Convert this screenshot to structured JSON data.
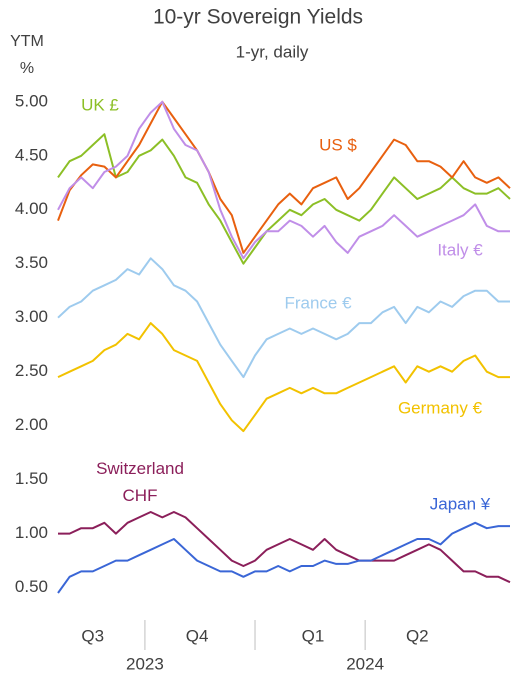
{
  "chart_data": {
    "type": "line",
    "title": "10-yr Sovereign Yields",
    "subtitle": "1-yr, daily",
    "y_label": [
      "YTM",
      "%"
    ],
    "categories": [
      null,
      null,
      null,
      "Q3",
      null,
      null,
      null,
      null,
      null,
      null,
      null,
      null,
      "Q4",
      null,
      null,
      null,
      null,
      null,
      null,
      null,
      null,
      null,
      "Q1",
      null,
      null,
      null,
      null,
      null,
      null,
      null,
      null,
      "Q2",
      null,
      null,
      null,
      null,
      null,
      null,
      null,
      null
    ],
    "years": [
      "2023",
      "2024"
    ],
    "ylim": [
      0.2,
      5.1
    ],
    "yticks": [
      {
        "value": 0.5,
        "label": "0.50"
      },
      {
        "value": 1,
        "label": "1.00"
      },
      {
        "value": 1.5,
        "label": "1.50"
      },
      {
        "value": 2,
        "label": "2.00"
      },
      {
        "value": 2.5,
        "label": "2.50"
      },
      {
        "value": 3,
        "label": "3.00"
      },
      {
        "value": 3.5,
        "label": "3.50"
      },
      {
        "value": 4,
        "label": "4.00"
      },
      {
        "value": 4.5,
        "label": "4.50"
      },
      {
        "value": 5,
        "label": "5.00"
      }
    ],
    "series": [
      {
        "name": "UK £",
        "color": "#8cbf26",
        "values": [
          4.3,
          4.45,
          4.5,
          4.6,
          4.7,
          4.3,
          4.35,
          4.5,
          4.55,
          4.65,
          4.5,
          4.3,
          4.25,
          4.05,
          3.9,
          3.7,
          3.5,
          3.65,
          3.8,
          3.9,
          4.0,
          3.95,
          4.05,
          4.1,
          4.0,
          3.95,
          3.9,
          4.0,
          4.15,
          4.3,
          4.2,
          4.1,
          4.15,
          4.2,
          4.3,
          4.2,
          4.15,
          4.15,
          4.2,
          4.1
        ]
      },
      {
        "name": "US $",
        "color": "#e8600f",
        "values": [
          3.9,
          4.18,
          4.32,
          4.42,
          4.4,
          4.3,
          4.45,
          4.6,
          4.8,
          5.0,
          4.85,
          4.7,
          4.55,
          4.35,
          4.1,
          3.95,
          3.6,
          3.75,
          3.9,
          4.05,
          4.15,
          4.05,
          4.2,
          4.25,
          4.3,
          4.1,
          4.2,
          4.35,
          4.5,
          4.65,
          4.6,
          4.45,
          4.45,
          4.4,
          4.3,
          4.45,
          4.3,
          4.25,
          4.3,
          4.2
        ]
      },
      {
        "name": "Italy €",
        "color": "#c08ee8",
        "values": [
          4.0,
          4.2,
          4.3,
          4.2,
          4.35,
          4.4,
          4.5,
          4.75,
          4.9,
          5.0,
          4.75,
          4.6,
          4.55,
          4.35,
          4.0,
          3.75,
          3.55,
          3.7,
          3.8,
          3.8,
          3.9,
          3.85,
          3.75,
          3.85,
          3.7,
          3.6,
          3.75,
          3.8,
          3.85,
          3.95,
          3.85,
          3.75,
          3.8,
          3.85,
          3.9,
          3.95,
          4.05,
          3.85,
          3.8,
          3.8
        ]
      },
      {
        "name": "France €",
        "color": "#9ecbee",
        "values": [
          3.0,
          3.1,
          3.15,
          3.25,
          3.3,
          3.35,
          3.45,
          3.4,
          3.55,
          3.45,
          3.3,
          3.25,
          3.15,
          2.95,
          2.75,
          2.6,
          2.45,
          2.65,
          2.8,
          2.85,
          2.9,
          2.85,
          2.9,
          2.85,
          2.8,
          2.85,
          2.95,
          2.95,
          3.05,
          3.1,
          2.95,
          3.1,
          3.05,
          3.15,
          3.1,
          3.2,
          3.25,
          3.25,
          3.15,
          3.15
        ]
      },
      {
        "name": "Germany €",
        "color": "#f2c200",
        "values": [
          2.45,
          2.5,
          2.55,
          2.6,
          2.7,
          2.75,
          2.85,
          2.8,
          2.95,
          2.85,
          2.7,
          2.65,
          2.6,
          2.4,
          2.2,
          2.05,
          1.95,
          2.1,
          2.25,
          2.3,
          2.35,
          2.3,
          2.35,
          2.3,
          2.3,
          2.35,
          2.4,
          2.45,
          2.5,
          2.55,
          2.4,
          2.55,
          2.5,
          2.55,
          2.5,
          2.6,
          2.65,
          2.5,
          2.45,
          2.45
        ]
      },
      {
        "name": "Switzerland CHF",
        "color": "#8b1f5a",
        "values": [
          1.0,
          1.0,
          1.05,
          1.05,
          1.1,
          1.0,
          1.1,
          1.15,
          1.2,
          1.15,
          1.2,
          1.15,
          1.05,
          0.95,
          0.85,
          0.75,
          0.7,
          0.75,
          0.85,
          0.9,
          0.95,
          0.9,
          0.85,
          0.95,
          0.85,
          0.8,
          0.75,
          0.75,
          0.75,
          0.75,
          0.8,
          0.85,
          0.9,
          0.85,
          0.75,
          0.65,
          0.65,
          0.6,
          0.6,
          0.55
        ]
      },
      {
        "name": "Japan ¥",
        "color": "#3a66d6",
        "values": [
          0.45,
          0.6,
          0.65,
          0.65,
          0.7,
          0.75,
          0.75,
          0.8,
          0.85,
          0.9,
          0.95,
          0.85,
          0.75,
          0.7,
          0.65,
          0.65,
          0.6,
          0.65,
          0.65,
          0.7,
          0.65,
          0.7,
          0.7,
          0.75,
          0.72,
          0.72,
          0.75,
          0.75,
          0.8,
          0.85,
          0.9,
          0.95,
          0.95,
          0.9,
          1.0,
          1.05,
          1.1,
          1.05,
          1.07,
          1.07
        ]
      }
    ]
  }
}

-- -- --

*Aim of the task*. Tally every line of the data that holds the word "name" and write the count alone.

*Solution to this problem*. 7